─── Given passage

When someone dies, the family usually reaches for their phone within hours. They type something like “funeral directors near me” or “funeral home [town name],” they click the first two or three results, and they start scanning. Within fifteen minutes — often less — they’ve either found a number to call or they’ve moved on to the next firm on the list.
That window is brutally short. And what families are looking for in those minutes is not what most funeral directors think they’re looking for. Directors tend to evaluate their own websites in terms of brand, history, and professional credentials. Families in crisis are evaluating something far simpler: can I get what I need from these people, right now?
Most funeral home websites were built years ago and haven’t been meaningfully updated since. That’s not a criticism — when you’re running cases, managing staff, and answering calls at all hours, a website redesign sits permanently at the bottom of the list. But the gap between what your site offers and what families actually need when they land on it may be costing you cases you never even knew about. Nobody calls to tell you they chose someone else because your site didn’t load properly on mobile.
Here are the seven things families look for on a funeral home website, in rough priority order — and the mistakes that drive them away.
1. Can I Find Out What This Costs?

──────
─── Extracted information

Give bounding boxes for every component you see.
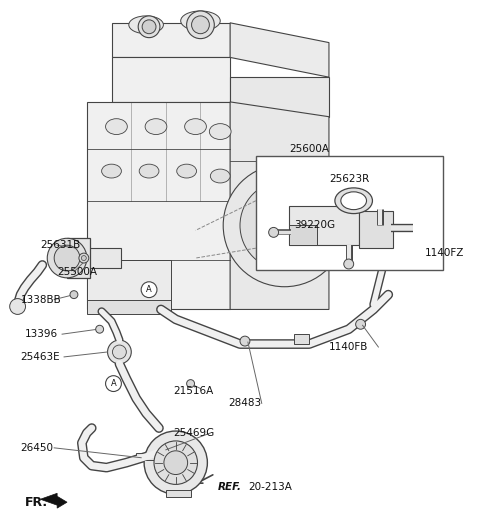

──────
─── Extracted information

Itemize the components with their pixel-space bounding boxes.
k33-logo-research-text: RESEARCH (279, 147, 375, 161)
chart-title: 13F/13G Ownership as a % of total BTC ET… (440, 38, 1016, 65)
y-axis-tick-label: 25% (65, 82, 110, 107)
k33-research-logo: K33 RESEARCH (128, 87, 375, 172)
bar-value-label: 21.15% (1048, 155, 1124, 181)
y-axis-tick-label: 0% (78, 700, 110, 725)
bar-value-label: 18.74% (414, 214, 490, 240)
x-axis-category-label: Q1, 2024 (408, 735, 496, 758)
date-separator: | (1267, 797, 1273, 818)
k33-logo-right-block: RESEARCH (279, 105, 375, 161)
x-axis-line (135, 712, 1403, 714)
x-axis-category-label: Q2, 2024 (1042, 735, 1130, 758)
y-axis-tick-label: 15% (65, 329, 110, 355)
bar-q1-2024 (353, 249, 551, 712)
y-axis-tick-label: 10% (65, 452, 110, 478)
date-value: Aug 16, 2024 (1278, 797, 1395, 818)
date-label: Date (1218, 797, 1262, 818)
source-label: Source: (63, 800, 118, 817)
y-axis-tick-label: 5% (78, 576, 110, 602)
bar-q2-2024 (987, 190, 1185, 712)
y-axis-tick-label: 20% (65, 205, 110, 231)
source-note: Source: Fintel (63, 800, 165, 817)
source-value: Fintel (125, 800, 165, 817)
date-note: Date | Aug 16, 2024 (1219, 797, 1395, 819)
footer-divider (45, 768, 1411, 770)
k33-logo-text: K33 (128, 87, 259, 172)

──────

_Directions_
Continue the article on funeral home websites, picking up right after its final heading about costs. The listing comes from a separate source and has no connection to the article on funeral home websites.

_Answer to this problem_
Pricing is the single most common reason families visit a funeral home website. Not reviews. Not your history. Not your team page. Price.
This isn’t because families are bargain-hunting. It’s because they’re terrified of being blindsided. The SunLife Cost of Dying Report consistently shows that funeral costs are a major source of anxiety, with the average simple attended funeral in the UK sitting at approximately £3,828 and direct cremation at £1,628. Families want to know — before they pick up the phone — whether your services are within reach.
The common mistake: No pricing on the site at all, or a vague “prices from...” statement that tells the family nothing useful. Some directors worry that publishing prices will scare families off or invite undercutting from competitors. The evidence suggests the opposite — families who can’t find pricing simply leave. For a deeper look at whether to publish prices and how to do it well, see our posts on common pricing page mistakes and whether funeral homes should publish prices online.
Fix it
A clear, dedicated pricing page with starting prices for your core services. You don’t need to list every line item. You need to show enough that a family can gauge whether you’re in their range. For UK firms, the CMA Funerals Market Investigation Order already requires specific pricing transparency — check that your site meets the requirements.
2. Is This Place Near Me — Do They Serve My Area?
Location matters enormously, especially in rural areas where the nearest funeral director could be thirty miles away. Families want to confirm two things: where you’re physically located, and whether you cover the area where the death occurred or where the funeral will take place.
The common mistake: The address is buried in the footer in 10-point text, there’s no embedded map, and the site gives no indication of which towns, counties, or areas you serve. Multi-branch firms sometimes make this worse by listing all branches on a single page without making it clear which one is relevant.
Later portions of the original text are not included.